** BEGIN Selected excerpt **

13.1 Spirit of the SDG and the University’s Philosophy
The UNESCO “Global Education Monitoring Report 2020: Inclusion and Education” pointed out that despite differences between various regions, most higher education institutions promote sustainable development and are committed to producing students who understand the global challenges and become active participants and role models in implementing the principles of sustainable development. This can be promoted by reducing an organization’s environmental footprint and having close contacts with the community and good governance (UNESCO, 2020).
Climate change covers a wide range of topics. In terms of overall institutional governance, the University established the NTNU Committee for Sustainable Development to take stock of energy use in the University. This was done to promote and build polices compliant with low-carbon energy utilization, facilities, and campus environment.
In terms of public policy promotion, the University cooperated with the Energy Bureau to guide elementary and high schools to promote energy education programs, with NTNU staff going to elementary and high schools to conduct teacher-training workshops; combined with the 12-year national basic education syllabus, county and city environmental education counseling groups, and inter-ministerial associations. This cooperation supports the teaching of climate change and the development of teaching materials to achieve this. In terms of community participation, the “Xu Youxiang Cup-Taiwan Young Students Physics Debate Competition” was co-organized with the Xu Youxu Foundation for Taipei Science Day, which involved students in all school levels in Taipei City, and integrated natural sciences, mathematics, and information and technology activities into community life, cultivated and shaped scientific talent, increased the interest of students, parents, and the general public in participating in scientific activities, and hence promoted the popularization of science among the populace. In terms of academic education, the University signed a cooperation agreement with the Central Meteorological Administration to nurture earth-sciences and technology talent, popular-science education, and research and development projects. The Department of Earth Sciences at NTNU has integrated various domestic industry and academia units to construct a heavy rain forecasting system for Taiwan, and cooperates with international organizations controlling satellites to carry out satellite telemetry in Taiwan and neighboring countries for disaster prevention applications and other related topics, thereby enhancing Taiwan’s practical capabilities in climate prediction and disaster prevention.
In line with the government’s 12-year national basic education policy, the University has developed environmental education topics and proposed five learning themes: environmental ethics, sustainable development, climate change, disaster prevention and rescue, and sustainable use of energy resources. SDG 13 actively promotes local climate education programs, environmental education counseling groups in counties and cities, meeting and supporting the climate-change teaching needs of teachers, and the development of climate-change teaching materials. The “Guiding Primary and Secondary Schools to Promote Energy Education Program” by the Energy Bureau of the Ministry of Economic Affairs promotes the teaching of energy education by elementary- and high-school teachers. In addition to cultivating teachers, the research performed at NTNU on extreme climates uses model assessments to evaluate the possible impact of climate change on the East Asian climate and monsoons, and especially extreme weather in Taiwan (e.g., typhoons, heavy rains, and droughts). The ability to accurately simulate and interpret the effects of climate change on Taiwan requires improvements to the quality and quantity of meteorological technology research and development and also the cultivation of the necessary talent.

** END Selected excerpt **
** BEGIN Listed records **

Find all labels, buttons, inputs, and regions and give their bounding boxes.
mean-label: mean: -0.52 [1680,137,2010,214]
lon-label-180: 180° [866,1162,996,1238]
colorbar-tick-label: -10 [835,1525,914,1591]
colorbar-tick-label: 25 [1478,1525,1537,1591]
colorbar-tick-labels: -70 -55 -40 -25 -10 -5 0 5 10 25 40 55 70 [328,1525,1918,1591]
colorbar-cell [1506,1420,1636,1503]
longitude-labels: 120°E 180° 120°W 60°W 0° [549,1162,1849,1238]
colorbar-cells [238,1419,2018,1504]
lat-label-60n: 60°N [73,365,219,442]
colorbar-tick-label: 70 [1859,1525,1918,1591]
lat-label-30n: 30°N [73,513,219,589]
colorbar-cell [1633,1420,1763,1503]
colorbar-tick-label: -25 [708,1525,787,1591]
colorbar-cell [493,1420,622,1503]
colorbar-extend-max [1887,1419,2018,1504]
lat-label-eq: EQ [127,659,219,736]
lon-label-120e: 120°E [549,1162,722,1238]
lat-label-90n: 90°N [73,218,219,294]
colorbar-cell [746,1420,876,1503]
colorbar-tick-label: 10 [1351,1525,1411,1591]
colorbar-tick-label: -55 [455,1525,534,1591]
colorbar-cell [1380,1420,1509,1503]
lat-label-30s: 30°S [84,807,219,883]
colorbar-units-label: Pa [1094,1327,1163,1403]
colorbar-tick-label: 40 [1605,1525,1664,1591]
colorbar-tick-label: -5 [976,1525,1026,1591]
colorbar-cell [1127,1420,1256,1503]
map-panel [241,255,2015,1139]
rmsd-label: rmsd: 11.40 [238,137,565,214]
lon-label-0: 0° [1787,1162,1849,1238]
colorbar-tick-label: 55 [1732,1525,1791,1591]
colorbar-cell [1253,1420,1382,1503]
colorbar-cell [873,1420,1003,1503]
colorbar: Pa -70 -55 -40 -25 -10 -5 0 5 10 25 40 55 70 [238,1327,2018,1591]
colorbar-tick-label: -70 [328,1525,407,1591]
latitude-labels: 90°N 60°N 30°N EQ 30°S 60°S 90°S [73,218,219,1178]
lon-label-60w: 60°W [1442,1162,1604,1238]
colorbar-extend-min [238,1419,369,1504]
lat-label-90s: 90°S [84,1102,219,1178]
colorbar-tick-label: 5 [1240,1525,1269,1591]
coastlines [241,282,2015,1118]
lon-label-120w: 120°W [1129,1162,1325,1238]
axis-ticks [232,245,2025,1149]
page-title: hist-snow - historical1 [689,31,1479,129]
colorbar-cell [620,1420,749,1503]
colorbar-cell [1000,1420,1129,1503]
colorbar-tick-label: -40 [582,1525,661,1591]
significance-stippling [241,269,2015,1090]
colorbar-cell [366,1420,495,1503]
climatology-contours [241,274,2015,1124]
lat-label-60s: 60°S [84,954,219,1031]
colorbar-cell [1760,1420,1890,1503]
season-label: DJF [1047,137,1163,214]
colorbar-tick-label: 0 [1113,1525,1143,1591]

** END Listed records **

Written problem:
Carry on the report on the university's climate work, starting where it ends. None of the listing is relevant here.

Result of the task:
Excellent environmental education promotes effective strategies for addressing climate change
The University provides guidance to elementary and high schools about promoting energy education programs, such as how to incorporate energy and climate-change issues into curriculum teaching, promoting long-term energy education in schools, and also increasing society’s interest in energy development and applications, thereby shaping the consensus of the populace regarding increasing revenue and reducing expenditure. The team handles climate-change research and practical workshops involving high-school teachers, and has produced a manual for promoting climate-change education and disaster prevention to assist elementary and high schools in developing teaching materials and teaching activities. The University held the “Enhancing and Teaching Plan Development Workshop on Climate Change Education for Elementary Schools and Middle Schools,” and also a competition on designing a teaching module for climate-change education. The approach focuses on providing education on sustainable development related to climate change and addressing climate change from the perspective of SDGs.
Regularly holding events to increase public awareness of science
The University cooperated with the Education Bureau of Taipei City Government to organize the Taipei Science Day event, combining activities such as the “Science Train,” “Science Week for All,” “Taipei Junior High and Elementary School Excellence Science Education Program,” and “Taipei Junior High and Elementary School Natural Field Guidance Group.” Cooperation between the academic community and the city government, and the community in providing various science popularization activities will help to promote science “belonging to the public” and integrating it into local culture, thereby improving the quality of popular-science education in Taiwan. In addition to cooperating with government units, NTNU and the community are also actively cooperating to promote the knowledge of popular science among the populace. The Department of Physics at NTNU and the Xu Youxu Foundation jointly organized the “Xu Youxu Cup-Taiwan Youth Student Physics Debate Competition.” Teacher Zhang Zichao from the NTNU Environmental Education Institute served as a consultant for the Circuit Board Environmental Public Welfare Foundation, and reviewed related environmental education issues (e.g., climate-change education), combined with SDGs for curriculum development, entered the “ECO Master Campus Sharing Session” at elementary and junior high schools, and extended this to “Technology in Life” at high schools and to “Environmental Sustainability, Green Future” at universities. To date more than 2,300 sessions have been provided, involving more than 130,000 people.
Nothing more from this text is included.